▶ Record excerpts
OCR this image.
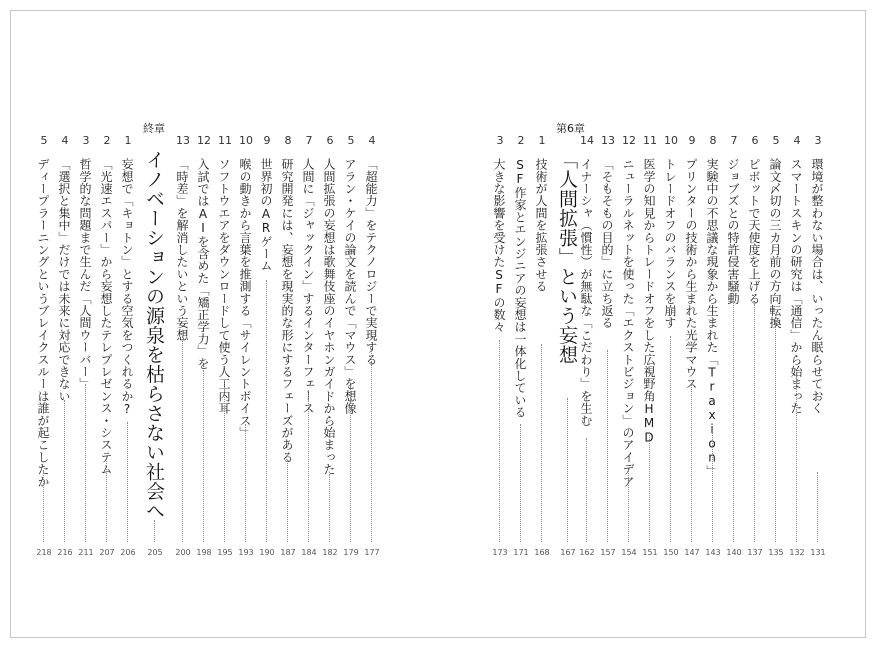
3
環境が整わない場合は、いったん眠らせておく
131
4
スマートスキンの研究は「通信」から始まった
132
5
論文〆切の三カ月前の方向転換
135
6
ピボットで天使度を上げる
137
7
ジョブズとの特許侵害騒動
140
8
実験中の不思議な現象から生まれた「Traxion」
143
9
プリンターの技術から生まれた光学マウス
147
10
トレードオフのバランスを崩す
150
11
医学の知見からトレードオフをした広視野角HMD
151
12
ニューラルネットを使った「エクストビジョン」のアイデア
154
13
「そもそもの目的」に立ち返る
157
14
イナーシャ（慣性）が無駄な「こだわり」を生む
162
第6章
「人間拡張」という妄想
167
1
技術が人間を拡張させる
168
2
SF作家とエンジニアの妄想は一体化している
171
3
大きな影響を受けたSFの数々
173
4
「超能力」をテクノロジーで実現する
177
5
アラン・ケイの論文を読んで「マウス」を想像
179
6
人間拡張の妄想は歌舞伎座のイヤホンガイドから始まった
182
7
人間に「ジャックイン」するインターフェース
184
8
研究開発には、妄想を現実的な形にするフェーズがある
187
9
世界初のARゲーム
190
10
喉の動きから言葉を推測する「サイレントボイス」
193
11
ソフトウエアをダウンロードして使う人工内耳
195
12
入試ではAIを含めた「矯正学力」を
198
13
「時差」を解消したいという妄想
200
終章
イノベーションの源泉を枯らさない社会へ
205
1
妄想で「キョトン」とする空気をつくれるか?
206
2
「光速エスパー」から妄想したテレプレゼンス・システム
207
3
哲学的な問題まで生んだ「人間ウーバー」
211
4
「選択と集中」だけでは未来に対応できない
216
5
ディープラーニングというブレイクスルーは誰が起こしたか
218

▶ Set problem
Omit any images, then output the listing exactly.

▶ Written solution
OCR this image.
3
環境が整わない場合は、いったん眠らせておく
131
4
スマートスキンの研究は「通信」から始まった
132
5
論文〆切の三カ月前の方向転換
135
6
ピボットで天使度を上げる
137
7
ジョブズとの特許侵害騒動
140
8
実験中の不思議な現象から生まれた「Traxion」
143
9
プリンターの技術から生まれた光学マウス
147
10
トレードオフのバランスを崩す
150
11
医学の知見からトレードオフをした広視野角HMD
151
12
ニューラルネットを使った「エクストビジョン」のアイデア
154
13
「そもそもの目的」に立ち返る
157
14
イナーシャ（慣性）が無駄な「こだわり」を生む
162
第6章
「人間拡張」という妄想
167
1
技術が人間を拡張させる
168
2
SF作家とエンジニアの妄想は一体化している
171
3
大きな影響を受けたSFの数々
173
4
「超能力」をテクノロジーで実現する
177
5
アラン・ケイの論文を読んで「マウス」を想像
179
6
人間拡張の妄想は歌舞伎座のイヤホンガイドから始まった
182
7
人間に「ジャックイン」するインターフェース
184
8
研究開発には、妄想を現実的な形にするフェーズがある
187
9
世界初のARゲーム
190
10
喉の動きから言葉を推測する「サイレントボイス」
193
11
ソフトウエアをダウンロードして使う人工内耳
195
12
入試ではAIを含めた「矯正学力」を
198
13
「時差」を解消したいという妄想
200
終章
イノベーションの源泉を枯らさない社会へ
205
1
妄想で「キョトン」とする空気をつくれるか?
206
2
「光速エスパー」から妄想したテレプレゼンス・システム
207
3
哲学的な問題まで生んだ「人間ウーバー」
211
4
「選択と集中」だけでは未来に対応できない
216
5
ディープラーニングというブレイクスルーは誰が起こしたか
218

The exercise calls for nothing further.